--- BEGIN ---
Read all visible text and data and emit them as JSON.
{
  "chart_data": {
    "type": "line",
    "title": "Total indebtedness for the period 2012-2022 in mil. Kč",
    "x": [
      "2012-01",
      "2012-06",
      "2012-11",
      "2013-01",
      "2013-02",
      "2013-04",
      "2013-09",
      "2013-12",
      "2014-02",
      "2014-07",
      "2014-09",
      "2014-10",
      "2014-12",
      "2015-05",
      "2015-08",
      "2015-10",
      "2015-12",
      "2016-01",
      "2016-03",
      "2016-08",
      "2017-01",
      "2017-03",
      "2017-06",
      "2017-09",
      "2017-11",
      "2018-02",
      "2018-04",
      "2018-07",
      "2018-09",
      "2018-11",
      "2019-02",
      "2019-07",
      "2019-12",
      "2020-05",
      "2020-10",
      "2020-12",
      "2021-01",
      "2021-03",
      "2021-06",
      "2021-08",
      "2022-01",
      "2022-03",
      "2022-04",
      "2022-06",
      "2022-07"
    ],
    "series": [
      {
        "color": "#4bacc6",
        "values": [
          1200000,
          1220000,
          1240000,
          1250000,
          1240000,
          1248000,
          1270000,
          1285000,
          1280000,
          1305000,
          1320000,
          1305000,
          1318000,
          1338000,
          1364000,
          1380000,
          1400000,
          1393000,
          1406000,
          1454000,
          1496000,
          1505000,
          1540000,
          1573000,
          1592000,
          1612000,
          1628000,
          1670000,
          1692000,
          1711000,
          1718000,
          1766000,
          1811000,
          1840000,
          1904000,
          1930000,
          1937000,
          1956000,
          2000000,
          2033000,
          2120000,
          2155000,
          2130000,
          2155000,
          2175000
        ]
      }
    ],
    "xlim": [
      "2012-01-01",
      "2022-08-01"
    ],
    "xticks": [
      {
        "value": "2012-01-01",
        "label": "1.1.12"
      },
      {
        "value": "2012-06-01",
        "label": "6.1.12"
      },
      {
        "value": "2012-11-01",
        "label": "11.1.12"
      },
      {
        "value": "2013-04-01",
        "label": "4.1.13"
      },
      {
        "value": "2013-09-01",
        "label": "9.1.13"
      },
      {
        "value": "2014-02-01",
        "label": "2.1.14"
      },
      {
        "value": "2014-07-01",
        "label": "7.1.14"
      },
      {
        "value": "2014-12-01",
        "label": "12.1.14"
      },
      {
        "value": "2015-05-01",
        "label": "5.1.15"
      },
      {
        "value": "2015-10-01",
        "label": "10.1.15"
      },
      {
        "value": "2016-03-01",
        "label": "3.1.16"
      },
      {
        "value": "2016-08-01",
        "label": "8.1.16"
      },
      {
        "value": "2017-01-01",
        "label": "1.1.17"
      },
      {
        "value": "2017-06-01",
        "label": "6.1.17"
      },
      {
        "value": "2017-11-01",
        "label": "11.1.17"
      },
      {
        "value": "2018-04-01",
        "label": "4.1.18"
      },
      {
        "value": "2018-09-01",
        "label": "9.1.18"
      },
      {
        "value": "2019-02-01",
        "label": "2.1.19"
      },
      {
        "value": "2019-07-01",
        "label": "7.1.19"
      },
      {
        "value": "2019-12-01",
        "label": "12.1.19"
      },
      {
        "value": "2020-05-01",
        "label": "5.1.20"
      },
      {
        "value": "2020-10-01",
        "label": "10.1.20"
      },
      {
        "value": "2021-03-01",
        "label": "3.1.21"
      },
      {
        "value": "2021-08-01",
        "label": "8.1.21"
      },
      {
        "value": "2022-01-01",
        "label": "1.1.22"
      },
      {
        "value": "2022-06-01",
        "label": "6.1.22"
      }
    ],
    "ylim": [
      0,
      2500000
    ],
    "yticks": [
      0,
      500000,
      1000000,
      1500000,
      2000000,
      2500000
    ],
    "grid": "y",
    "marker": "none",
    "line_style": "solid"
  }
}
--- END ---
DIRECTION: Please restate the whole listing word for word.

TASK RESPONSE:
Read all visible text and data and emit them as JSON.
{
  "chart_data": {
    "type": "line",
    "title": "Total indebtedness for the period 2012-2022 in mil. Kč",
    "x": [
      "2012-01",
      "2012-06",
      "2012-11",
      "2013-01",
      "2013-02",
      "2013-04",
      "2013-09",
      "2013-12",
      "2014-02",
      "2014-07",
      "2014-09",
      "2014-10",
      "2014-12",
      "2015-05",
      "2015-08",
      "2015-10",
      "2015-12",
      "2016-01",
      "2016-03",
      "2016-08",
      "2017-01",
      "2017-03",
      "2017-06",
      "2017-09",
      "2017-11",
      "2018-02",
      "2018-04",
      "2018-07",
      "2018-09",
      "2018-11",
      "2019-02",
      "2019-07",
      "2019-12",
      "2020-05",
      "2020-10",
      "2020-12",
      "2021-01",
      "2021-03",
      "2021-06",
      "2021-08",
      "2022-01",
      "2022-03",
      "2022-04",
      "2022-06",
      "2022-07"
    ],
    "series": [
      {
        "color": "#4bacc6",
        "values": [
          1200000,
          1220000,
          1240000,
          1250000,
          1240000,
          1248000,
          1270000,
          1285000,
          1280000,
          1305000,
          1320000,
          1305000,
          1318000,
          1338000,
          1364000,
          1380000,
          1400000,
          1393000,
          1406000,
          1454000,
          1496000,
          1505000,
          1540000,
          1573000,
          1592000,
          1612000,
          1628000,
          1670000,
          1692000,
          1711000,
          1718000,
          1766000,
          1811000,
          1840000,
          1904000,
          1930000,
          1937000,
          1956000,
          2000000,
          2033000,
          2120000,
          2155000,
          2130000,
          2155000,
          2175000
        ]
      }
    ],
    "xlim": [
      "2012-01-01",
      "2022-08-01"
    ],
    "xticks": [
      {
        "value": "2012-01-01",
        "label": "1.1.12"
      },
      {
        "value": "2012-06-01",
        "label": "6.1.12"
      },
      {
        "value": "2012-11-01",
        "label": "11.1.12"
      },
      {
        "value": "2013-04-01",
        "label": "4.1.13"
      },
      {
        "value": "2013-09-01",
        "label": "9.1.13"
      },
      {
        "value": "2014-02-01",
        "label": "2.1.14"
      },
      {
        "value": "2014-07-01",
        "label": "7.1.14"
      },
      {
        "value": "2014-12-01",
        "label": "12.1.14"
      },
      {
        "value": "2015-05-01",
        "label": "5.1.15"
      },
      {
        "value": "2015-10-01",
        "label": "10.1.15"
      },
      {
        "value": "2016-03-01",
        "label": "3.1.16"
      },
      {
        "value": "2016-08-01",
        "label": "8.1.16"
      },
      {
        "value": "2017-01-01",
        "label": "1.1.17"
      },
      {
        "value": "2017-06-01",
        "label": "6.1.17"
      },
      {
        "value": "2017-11-01",
        "label": "11.1.17"
      },
      {
        "value": "2018-04-01",
        "label": "4.1.18"
      },
      {
        "value": "2018-09-01",
        "label": "9.1.18"
      },
      {
        "value": "2019-02-01",
        "label": "2.1.19"
      },
      {
        "value": "2019-07-01",
        "label": "7.1.19"
      },
      {
        "value": "2019-12-01",
        "label": "12.1.19"
      },
      {
        "value": "2020-05-01",
        "label": "5.1.20"
      },
      {
        "value": "2020-10-01",
        "label": "10.1.20"
      },
      {
        "value": "2021-03-01",
        "label": "3.1.21"
      },
      {
        "value": "2021-08-01",
        "label": "8.1.21"
      },
      {
        "value": "2022-01-01",
        "label": "1.1.22"
      },
      {
        "value": "2022-06-01",
        "label": "6.1.22"
      }
    ],
    "ylim": [
      0,
      2500000
    ],
    "yticks": [
      0,
      500000,
      1000000,
      1500000,
      2000000,
      2500000
    ],
    "grid": "y",
    "marker": "none",
    "line_style": "solid"
  }
}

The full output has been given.